• [How to complete this task]: Give an unaltered copy of the listing below, minus its pictures.
▶
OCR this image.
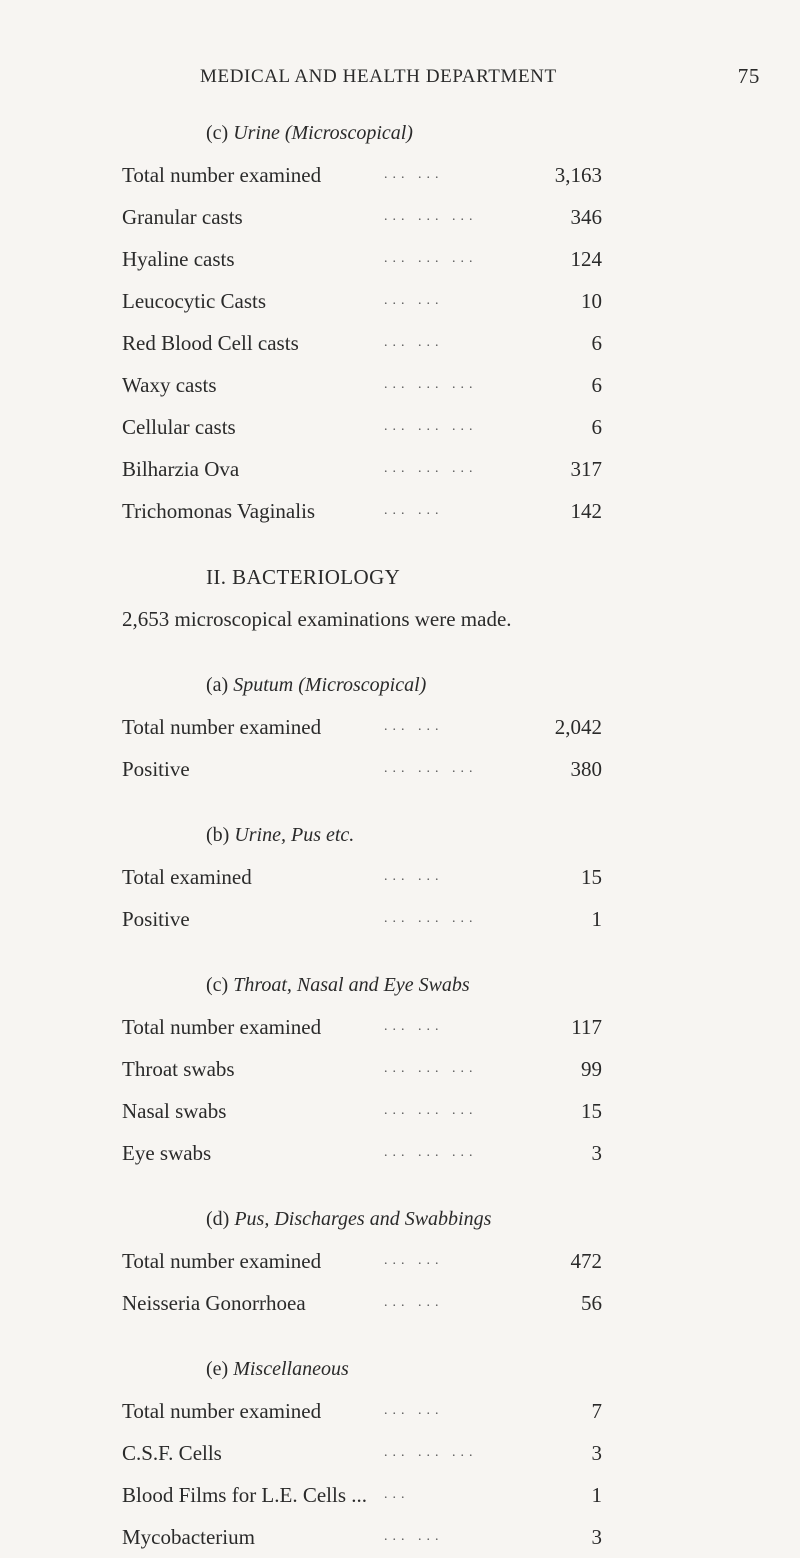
MEDICAL AND HEALTH DEPARTMENT	75
(c) Urine (Microscopical)
Total number examined	... ...	3,163
Granular casts	... ... ...	346
Hyaline casts	... ... ...	124
Leucocytic Casts	... ...	10
Red Blood Cell casts	... ...	6
Waxy casts	... ... ...	6
Cellular casts	... ... ...	6
Bilharzia Ova	... ... ...	317
Trichomonas Vaginalis	... ...	142
II. BACTERIOLOGY
2,653 microscopical examinations were made.
(a) Sputum (Microscopical)
Total number examined	... ...	2,042
Positive	... ... ...	380
(b) Urine, Pus etc.
Total examined	... ...	15
Positive	... ... ...	1
(c) Throat, Nasal and Eye Swabs
Total number examined	... ...	117
Throat swabs	... ... ...	99
Nasal swabs	... ... ...	15
Eye swabs	... ... ...	3
(d) Pus, Discharges and Swabbings
Total number examined	... ...	472
Neisseria Gonorrhoea	... ...	56
(e) Miscellaneous
Total number examined	... ...	7
C.S.F. Cells	... ... ...	3
Blood Films for L.E. Cells ... ...	1
Mycobacterium	... ...	3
◀
• [Answer to this problem]:
OCR this image.
MEDICAL AND HEALTH DEPARTMENT	75
(c) Urine (Microscopical)
Total number examined	... ...	3,163
Granular casts	... ... ...	346
Hyaline casts	... ... ...	124
Leucocytic Casts	... ...	10
Red Blood Cell casts	... ...	6
Waxy casts	... ... ...	6
Cellular casts	... ... ...	6
Bilharzia Ova	... ... ...	317
Trichomonas Vaginalis	... ...	142
II. BACTERIOLOGY
2,653 microscopical examinations were made.
(a) Sputum (Microscopical)
Total number examined	... ...	2,042
Positive	... ... ...	380
(b) Urine, Pus etc.
Total examined	... ...	15
Positive	... ... ...	1
(c) Throat, Nasal and Eye Swabs
Total number examined	... ...	117
Throat swabs	... ... ...	99
Nasal swabs	... ... ...	15
Eye swabs	... ... ...	3
(d) Pus, Discharges and Swabbings
Total number examined	... ...	472
Neisseria Gonorrhoea	... ...	56
(e) Miscellaneous
Total number examined	... ...	7
C.S.F. Cells	... ... ...	3
Blood Films for L.E. Cells ... ...	1
Mycobacterium	... ...	3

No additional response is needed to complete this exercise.